▶ **What is expected**:
Reproduce all lines of the listing below in which the word "dysmotility" occurs.

==================================================

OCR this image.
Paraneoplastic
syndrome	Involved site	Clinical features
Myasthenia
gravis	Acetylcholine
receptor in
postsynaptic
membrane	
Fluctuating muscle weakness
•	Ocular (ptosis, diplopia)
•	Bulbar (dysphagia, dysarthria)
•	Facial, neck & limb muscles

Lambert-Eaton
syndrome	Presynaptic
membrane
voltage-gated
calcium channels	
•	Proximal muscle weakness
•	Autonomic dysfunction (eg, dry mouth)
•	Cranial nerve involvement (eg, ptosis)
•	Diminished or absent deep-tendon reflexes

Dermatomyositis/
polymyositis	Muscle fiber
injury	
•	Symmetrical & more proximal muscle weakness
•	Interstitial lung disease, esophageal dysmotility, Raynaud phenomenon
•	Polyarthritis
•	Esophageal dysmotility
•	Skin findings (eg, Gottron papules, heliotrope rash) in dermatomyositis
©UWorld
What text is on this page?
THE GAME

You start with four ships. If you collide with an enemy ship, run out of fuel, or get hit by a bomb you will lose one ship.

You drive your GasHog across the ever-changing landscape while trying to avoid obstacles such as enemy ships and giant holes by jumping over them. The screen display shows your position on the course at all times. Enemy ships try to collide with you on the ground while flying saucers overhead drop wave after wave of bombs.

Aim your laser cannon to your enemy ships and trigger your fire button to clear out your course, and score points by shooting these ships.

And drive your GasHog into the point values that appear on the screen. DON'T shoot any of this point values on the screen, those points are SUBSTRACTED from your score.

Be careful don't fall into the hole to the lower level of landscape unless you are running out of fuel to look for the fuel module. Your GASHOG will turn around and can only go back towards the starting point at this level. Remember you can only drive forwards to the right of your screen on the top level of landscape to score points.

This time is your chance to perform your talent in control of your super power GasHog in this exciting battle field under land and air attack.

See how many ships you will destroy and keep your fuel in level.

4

==================================================

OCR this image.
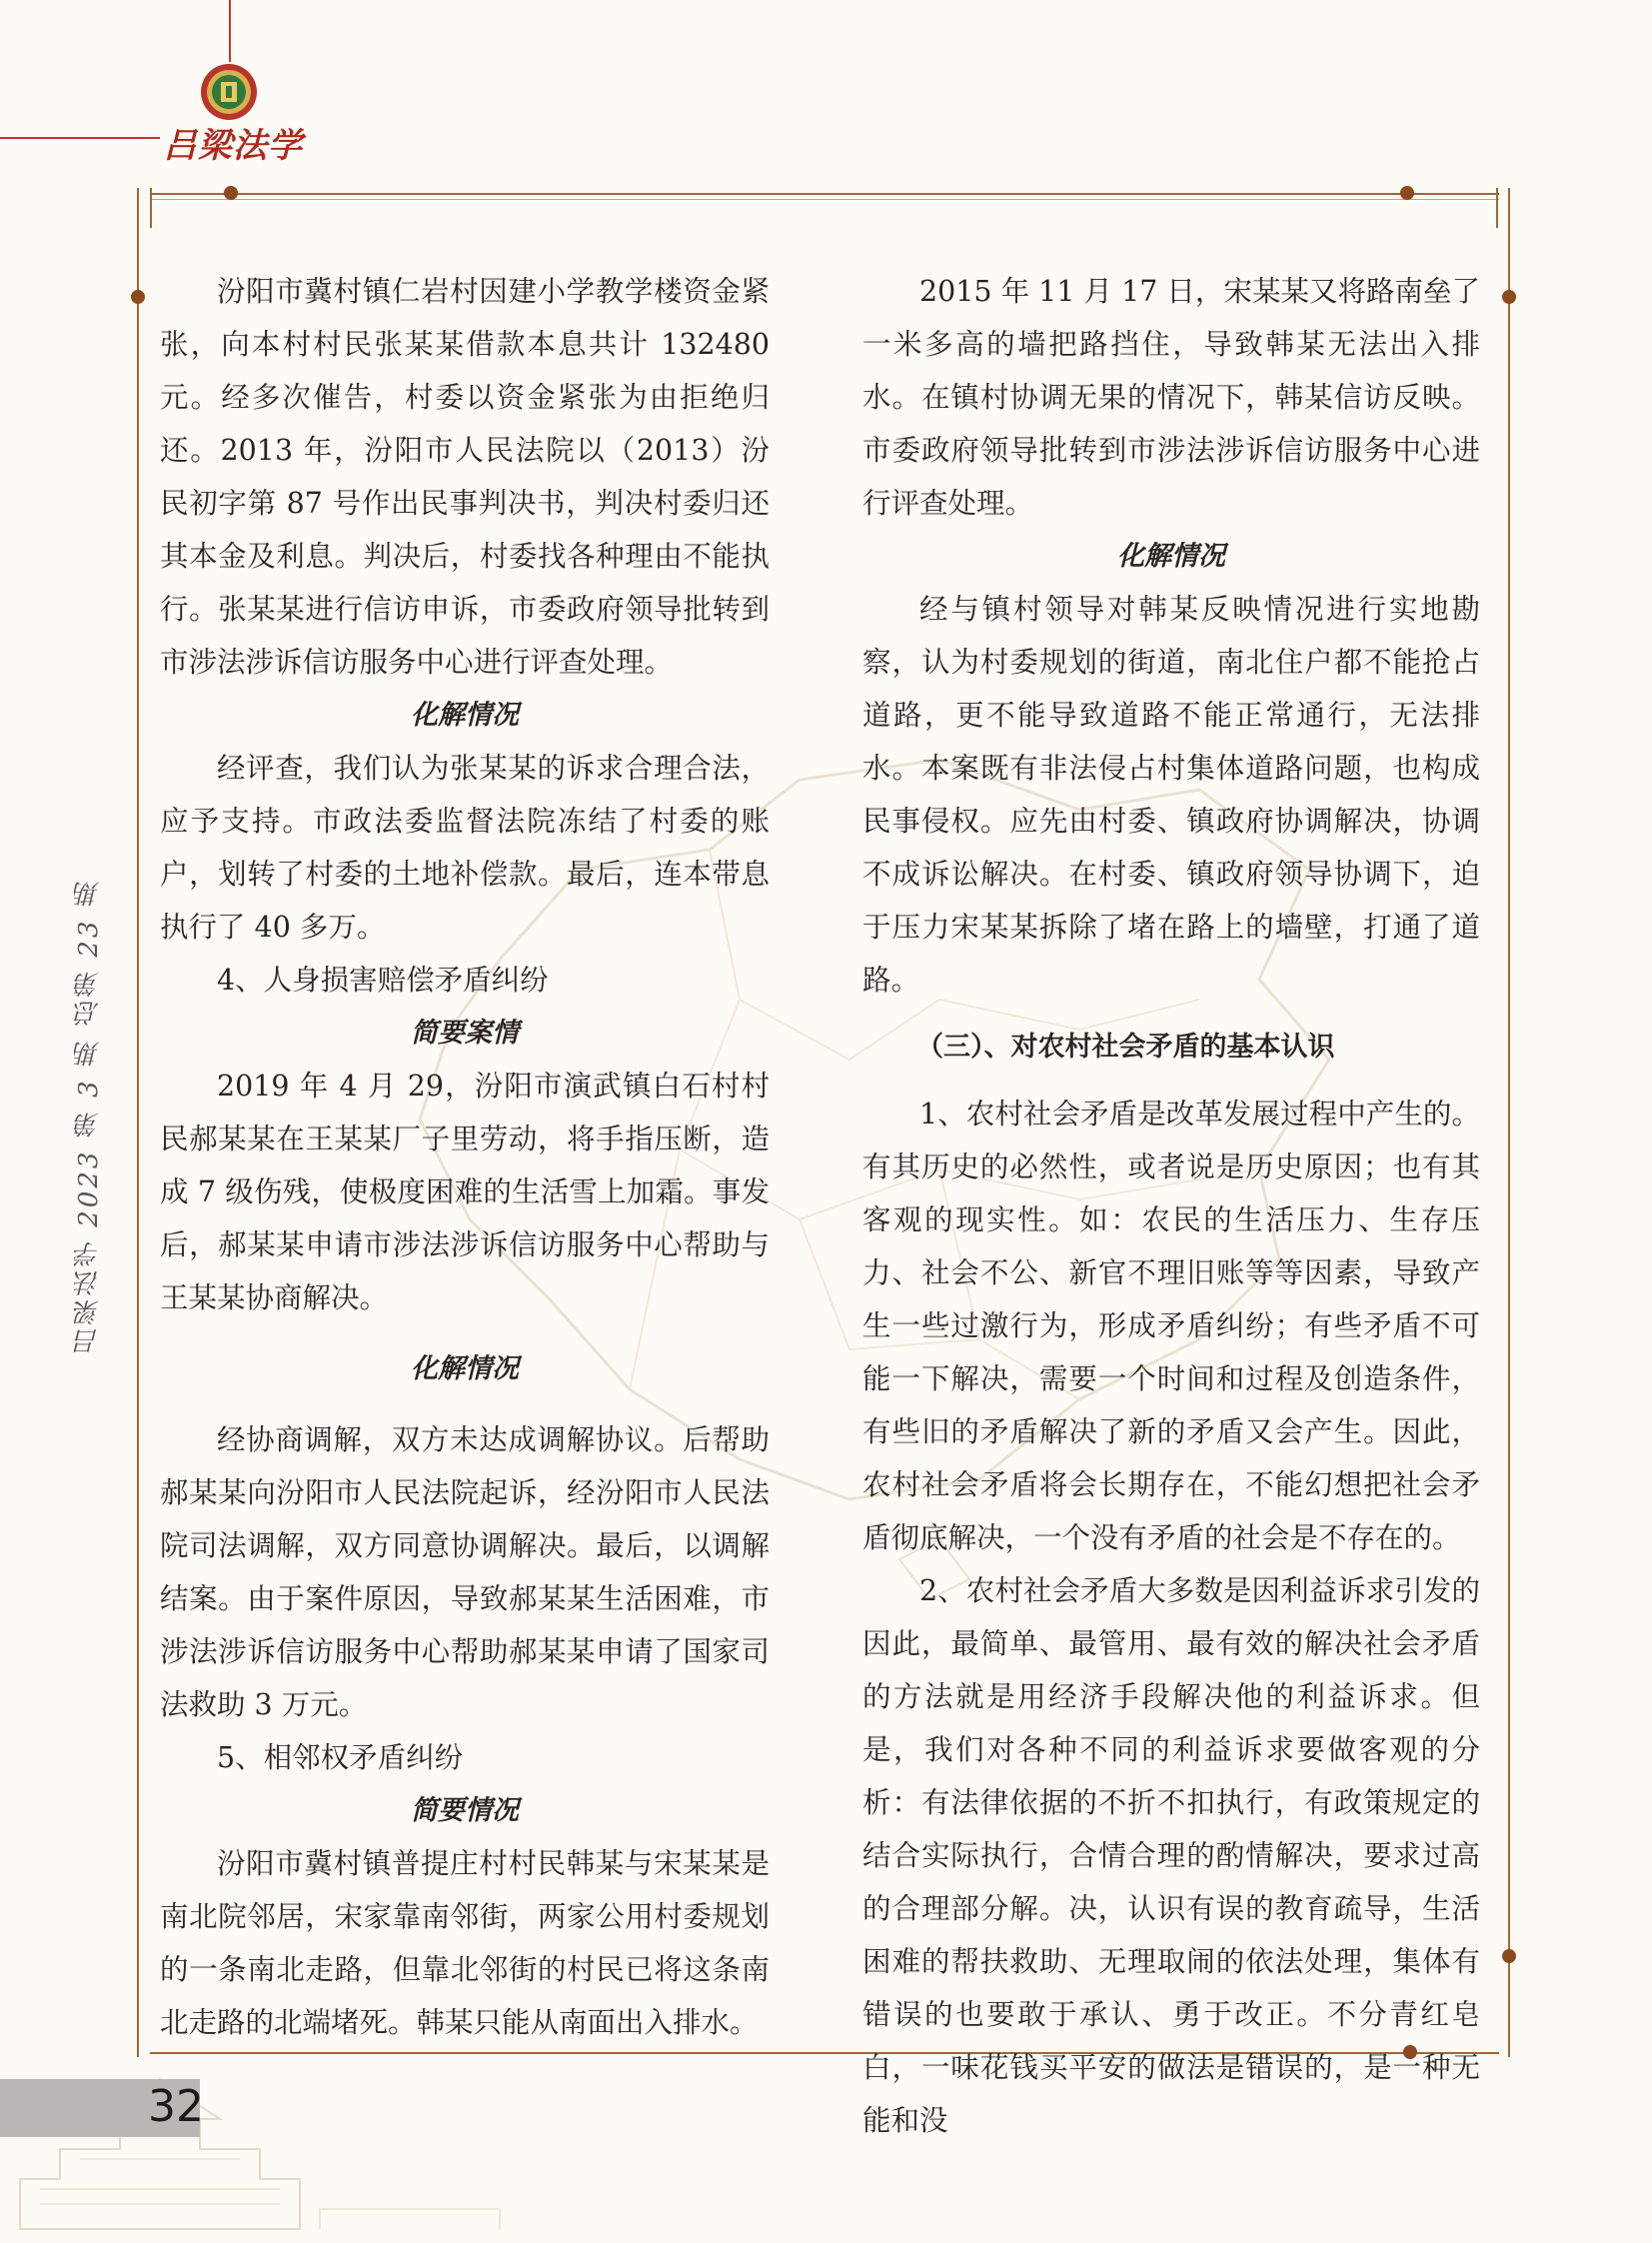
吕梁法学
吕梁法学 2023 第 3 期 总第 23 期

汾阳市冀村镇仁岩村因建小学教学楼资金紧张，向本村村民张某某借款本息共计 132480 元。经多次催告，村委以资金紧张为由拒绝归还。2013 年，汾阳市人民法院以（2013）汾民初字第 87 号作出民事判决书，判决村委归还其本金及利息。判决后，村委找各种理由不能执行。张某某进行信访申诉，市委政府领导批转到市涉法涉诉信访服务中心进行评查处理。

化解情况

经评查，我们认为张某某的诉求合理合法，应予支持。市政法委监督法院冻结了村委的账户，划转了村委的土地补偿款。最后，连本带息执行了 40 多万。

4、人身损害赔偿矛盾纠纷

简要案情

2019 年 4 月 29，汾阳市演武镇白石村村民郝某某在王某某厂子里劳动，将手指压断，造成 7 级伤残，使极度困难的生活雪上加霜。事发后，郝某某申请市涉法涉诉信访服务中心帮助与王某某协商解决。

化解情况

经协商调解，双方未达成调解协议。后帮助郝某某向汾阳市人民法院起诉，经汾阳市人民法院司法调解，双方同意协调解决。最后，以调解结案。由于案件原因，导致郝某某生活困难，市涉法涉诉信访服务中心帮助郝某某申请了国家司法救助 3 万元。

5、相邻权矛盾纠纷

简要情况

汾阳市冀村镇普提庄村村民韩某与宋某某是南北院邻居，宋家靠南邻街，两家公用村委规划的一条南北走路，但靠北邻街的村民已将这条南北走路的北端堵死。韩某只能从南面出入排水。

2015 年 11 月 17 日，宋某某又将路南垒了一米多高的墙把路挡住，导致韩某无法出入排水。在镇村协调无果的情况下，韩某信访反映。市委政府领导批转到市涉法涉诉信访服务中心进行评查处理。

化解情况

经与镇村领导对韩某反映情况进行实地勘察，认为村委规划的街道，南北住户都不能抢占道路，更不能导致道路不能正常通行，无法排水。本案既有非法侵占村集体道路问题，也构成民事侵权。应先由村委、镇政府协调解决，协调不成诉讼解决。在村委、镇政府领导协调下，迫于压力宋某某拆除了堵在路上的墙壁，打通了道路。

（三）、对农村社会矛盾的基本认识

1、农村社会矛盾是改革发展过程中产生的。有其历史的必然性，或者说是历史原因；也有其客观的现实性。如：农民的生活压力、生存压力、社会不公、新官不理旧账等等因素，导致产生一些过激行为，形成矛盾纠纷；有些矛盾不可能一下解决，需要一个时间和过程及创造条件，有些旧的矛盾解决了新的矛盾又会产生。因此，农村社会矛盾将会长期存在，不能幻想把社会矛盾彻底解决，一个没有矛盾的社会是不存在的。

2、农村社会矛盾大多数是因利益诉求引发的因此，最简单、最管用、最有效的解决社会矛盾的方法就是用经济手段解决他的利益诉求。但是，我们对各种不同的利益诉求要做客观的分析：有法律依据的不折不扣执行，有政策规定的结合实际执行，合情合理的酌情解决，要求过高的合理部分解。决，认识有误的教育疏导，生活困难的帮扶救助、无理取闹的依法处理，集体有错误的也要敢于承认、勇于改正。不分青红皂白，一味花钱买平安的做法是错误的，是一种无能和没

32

==================================================

▶ **Response for this exercise**:
•	Interstitial lung disease, esophageal dysmotility, Raynaud phenomenon
•	Esophageal dysmotility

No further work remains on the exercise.